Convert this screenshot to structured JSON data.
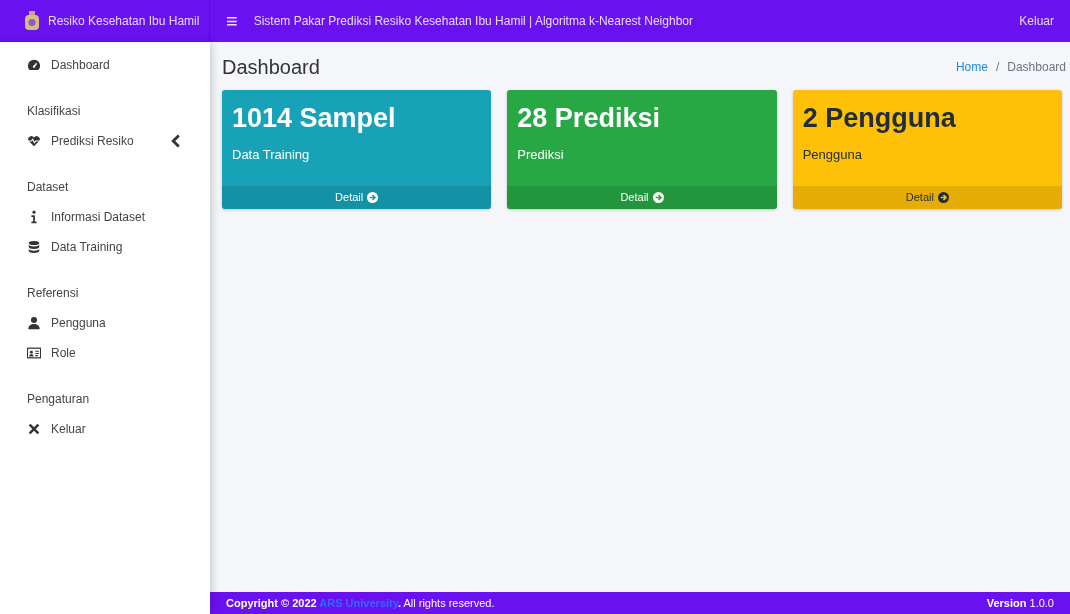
{
  "brand": {
    "title": "Resiko Kesehatan Ibu Hamil"
  },
  "topbar": {
    "menu_glyph": "≡",
    "title": "Sistem Pakar Prediksi Resiko Kesehatan Ibu Hamil | Algoritma k-Nearest Neighbor",
    "logout": "Keluar"
  },
  "sidebar": {
    "sections": [
      {
        "items": [
          {
            "label": "Dashboard"
          }
        ]
      },
      {
        "header": "Klasifikasi",
        "items": [
          {
            "label": "Prediksi Resiko",
            "expanded": false
          }
        ]
      },
      {
        "header": "Dataset",
        "items": [
          {
            "label": "Informasi Dataset"
          },
          {
            "label": "Data Training"
          }
        ]
      },
      {
        "header": "Referensi",
        "items": [
          {
            "label": "Pengguna"
          },
          {
            "label": "Role"
          }
        ]
      },
      {
        "header": "Pengaturan",
        "items": [
          {
            "label": "Keluar"
          }
        ]
      }
    ]
  },
  "page": {
    "title": "Dashboard",
    "separator": "/",
    "breadcrumb": [
      {
        "label": "Home",
        "selected": false
      },
      {
        "label": "Dashboard",
        "selected": true
      }
    ]
  },
  "cards": [
    {
      "value": "1014 Sampel",
      "label": "Data Training",
      "link": "Detail",
      "color": "#17a2b8"
    },
    {
      "value": "28 Prediksi",
      "label": "Prediksi",
      "link": "Detail",
      "color": "#28a745"
    },
    {
      "value": "2 Pengguna",
      "label": "Pengguna",
      "link": "Detail",
      "color": "#ffc107"
    }
  ],
  "footer": {
    "prefix": "Copyright © 2022",
    "link": "ARS University",
    "suffix": "**.** All rights reserved.",
    "version": "**Version** 1.0.0"
  }
}
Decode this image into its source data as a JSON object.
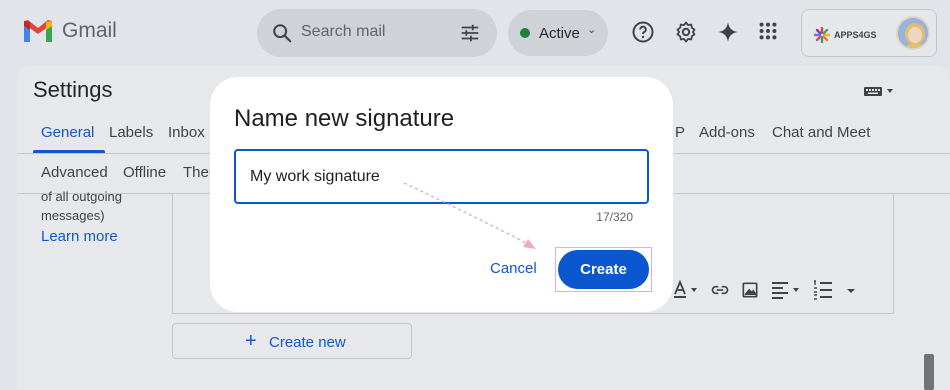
{
  "header": {
    "app_name": "Gmail",
    "search_placeholder": "Search mail",
    "status_label": "Active",
    "account_brand": "APPS4GS"
  },
  "settings": {
    "title": "Settings",
    "tabs_row1": [
      "General",
      "Labels",
      "Inbox",
      "P",
      "Add-ons",
      "Chat and Meet"
    ],
    "tabs_row2": [
      "Advanced",
      "Offline",
      "Ther"
    ],
    "side_text_line1": "of all outgoing",
    "side_text_line2": "messages)",
    "learn_more": "Learn more",
    "create_new_label": "Create new"
  },
  "dialog": {
    "title": "Name new signature",
    "input_value": "My work signature",
    "counter": "17/320",
    "cancel_label": "Cancel",
    "create_label": "Create"
  },
  "colors": {
    "accent": "#0b57d0",
    "highlight": "#f2a8c9",
    "status_green": "#178038"
  }
}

____________

Except for the pictures, copy the material above exactly.

Convert this screenshot to structured JSON data.
{
  "brand": {
    "title": "Resiko Kesehatan Ibu Hamil"
  },
  "topbar": {
    "menu_glyph": "≡",
    "title": "Sistem Pakar Prediksi Resiko Kesehatan Ibu Hamil | Algoritma k-Nearest Neighbor",
    "logout": "Keluar"
  },
  "sidebar": {
    "sections": [
      {
        "items": [
          {
            "label": "Dashboard"
          }
        ]
      },
      {
        "header": "Klasifikasi",
        "items": [
          {
            "label": "Prediksi Resiko",
            "expanded": false
          }
        ]
      },
      {
        "header": "Dataset",
        "items": [
          {
            "label": "Informasi Dataset"
          },
          {
            "label": "Data Training"
          }
        ]
      },
      {
        "header": "Referensi",
        "items": [
          {
            "label": "Pengguna"
          },
          {
            "label": "Role"
          }
        ]
      },
      {
        "header": "Pengaturan",
        "items": [
          {
            "label": "Keluar"
          }
        ]
      }
    ]
  },
  "page": {
    "title": "Dashboard",
    "separator": "/",
    "breadcrumb": [
      {
        "label": "Home",
        "selected": false
      },
      {
        "label": "Dashboard",
        "selected": true
      }
    ]
  },
  "cards": [
    {
      "value": "1014 Sampel",
      "label": "Data Training",
      "link": "Detail",
      "color": "#17a2b8"
    },
    {
      "value": "28 Prediksi",
      "label": "Prediksi",
      "link": "Detail",
      "color": "#28a745"
    },
    {
      "value": "2 Pengguna",
      "label": "Pengguna",
      "link": "Detail",
      "color": "#ffc107"
    }
  ],
  "footer": {
    "prefix": "Copyright © 2022",
    "link": "ARS University",
    "suffix": "**.** All rights reserved.",
    "version": "**Version** 1.0.0"
  }
}
Decode this image into its source data as a JSON object.
{
  "header": {
    "app_name": "Gmail",
    "search_placeholder": "Search mail",
    "status_label": "Active",
    "account_brand": "APPS4GS"
  },
  "settings": {
    "title": "Settings",
    "tabs_row1": [
      "General",
      "Labels",
      "Inbox",
      "P",
      "Add-ons",
      "Chat and Meet"
    ],
    "tabs_row2": [
      "Advanced",
      "Offline",
      "Ther"
    ],
    "side_text_line1": "of all outgoing",
    "side_text_line2": "messages)",
    "learn_more": "Learn more",
    "create_new_label": "Create new"
  },
  "dialog": {
    "title": "Name new signature",
    "input_value": "My work signature",
    "counter": "17/320",
    "cancel_label": "Cancel",
    "create_label": "Create"
  },
  "colors": {
    "accent": "#0b57d0",
    "highlight": "#f2a8c9",
    "status_green": "#178038"
  }
}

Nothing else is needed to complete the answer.